Stored data
--- begin ---
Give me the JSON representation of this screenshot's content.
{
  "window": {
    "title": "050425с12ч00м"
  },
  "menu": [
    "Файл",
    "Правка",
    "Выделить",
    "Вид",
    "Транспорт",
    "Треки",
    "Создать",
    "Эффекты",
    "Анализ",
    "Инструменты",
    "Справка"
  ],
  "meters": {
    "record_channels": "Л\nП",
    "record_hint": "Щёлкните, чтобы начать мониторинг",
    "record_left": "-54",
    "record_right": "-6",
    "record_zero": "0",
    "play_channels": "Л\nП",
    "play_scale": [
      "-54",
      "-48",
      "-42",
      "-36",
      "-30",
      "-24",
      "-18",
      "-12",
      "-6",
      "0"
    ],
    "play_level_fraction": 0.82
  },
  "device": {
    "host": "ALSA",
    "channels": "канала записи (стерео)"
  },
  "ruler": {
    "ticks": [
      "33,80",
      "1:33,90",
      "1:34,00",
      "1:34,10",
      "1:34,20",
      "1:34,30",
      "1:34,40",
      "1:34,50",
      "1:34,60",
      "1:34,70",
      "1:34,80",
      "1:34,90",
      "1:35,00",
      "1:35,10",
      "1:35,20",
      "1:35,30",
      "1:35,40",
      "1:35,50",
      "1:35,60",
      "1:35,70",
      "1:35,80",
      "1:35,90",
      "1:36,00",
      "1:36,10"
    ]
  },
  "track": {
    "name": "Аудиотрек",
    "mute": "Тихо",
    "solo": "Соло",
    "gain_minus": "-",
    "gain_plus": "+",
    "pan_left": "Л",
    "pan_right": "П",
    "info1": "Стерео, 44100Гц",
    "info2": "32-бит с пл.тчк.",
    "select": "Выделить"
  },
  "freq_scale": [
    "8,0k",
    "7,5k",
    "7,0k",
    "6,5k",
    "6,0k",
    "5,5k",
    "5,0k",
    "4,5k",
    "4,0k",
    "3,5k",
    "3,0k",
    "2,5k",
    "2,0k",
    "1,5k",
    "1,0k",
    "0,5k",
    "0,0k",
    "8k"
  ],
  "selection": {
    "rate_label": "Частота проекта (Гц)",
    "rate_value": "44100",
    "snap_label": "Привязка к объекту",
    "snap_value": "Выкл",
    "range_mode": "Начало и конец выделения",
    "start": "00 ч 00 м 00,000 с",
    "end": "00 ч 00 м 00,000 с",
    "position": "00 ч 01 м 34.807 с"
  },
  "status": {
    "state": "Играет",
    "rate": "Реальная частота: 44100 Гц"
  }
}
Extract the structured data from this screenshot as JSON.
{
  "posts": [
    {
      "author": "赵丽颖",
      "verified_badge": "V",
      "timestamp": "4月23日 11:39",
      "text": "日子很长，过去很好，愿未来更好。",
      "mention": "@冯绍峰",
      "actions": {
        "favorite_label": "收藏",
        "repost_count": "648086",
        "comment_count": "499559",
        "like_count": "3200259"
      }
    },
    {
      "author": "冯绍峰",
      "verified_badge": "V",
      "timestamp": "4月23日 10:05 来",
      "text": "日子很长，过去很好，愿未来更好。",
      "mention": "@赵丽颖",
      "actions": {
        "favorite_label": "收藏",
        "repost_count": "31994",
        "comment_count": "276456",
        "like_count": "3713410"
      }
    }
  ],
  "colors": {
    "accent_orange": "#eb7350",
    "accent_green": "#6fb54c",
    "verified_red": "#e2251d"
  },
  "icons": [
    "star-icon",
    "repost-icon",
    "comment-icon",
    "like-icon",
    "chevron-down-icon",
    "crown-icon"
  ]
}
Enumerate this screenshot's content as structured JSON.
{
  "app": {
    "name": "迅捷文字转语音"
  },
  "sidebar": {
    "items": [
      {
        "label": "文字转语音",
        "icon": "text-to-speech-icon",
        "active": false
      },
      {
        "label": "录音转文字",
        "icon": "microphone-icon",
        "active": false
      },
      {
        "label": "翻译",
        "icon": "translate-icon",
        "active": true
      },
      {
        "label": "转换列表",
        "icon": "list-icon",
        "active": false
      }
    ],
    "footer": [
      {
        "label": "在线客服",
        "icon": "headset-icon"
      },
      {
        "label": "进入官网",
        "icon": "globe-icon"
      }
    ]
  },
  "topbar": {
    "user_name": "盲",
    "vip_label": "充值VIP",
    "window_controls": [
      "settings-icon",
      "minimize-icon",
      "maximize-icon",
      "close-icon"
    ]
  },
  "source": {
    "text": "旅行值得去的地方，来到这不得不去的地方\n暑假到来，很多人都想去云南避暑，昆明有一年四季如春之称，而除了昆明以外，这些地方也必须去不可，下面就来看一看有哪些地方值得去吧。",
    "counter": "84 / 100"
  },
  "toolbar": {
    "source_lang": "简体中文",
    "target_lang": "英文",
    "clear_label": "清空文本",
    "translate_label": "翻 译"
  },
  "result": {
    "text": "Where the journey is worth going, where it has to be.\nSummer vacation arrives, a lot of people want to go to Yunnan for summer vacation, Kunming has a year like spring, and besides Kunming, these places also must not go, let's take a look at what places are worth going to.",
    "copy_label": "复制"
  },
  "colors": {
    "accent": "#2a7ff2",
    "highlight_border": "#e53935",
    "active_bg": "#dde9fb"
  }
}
--- end ---
**Short exercise**
Reproduce each line holding the word "structured".

**Solution for this task**
Extract the structured data from this screenshot as JSON.
Enumerate this screenshot's content as structured JSON.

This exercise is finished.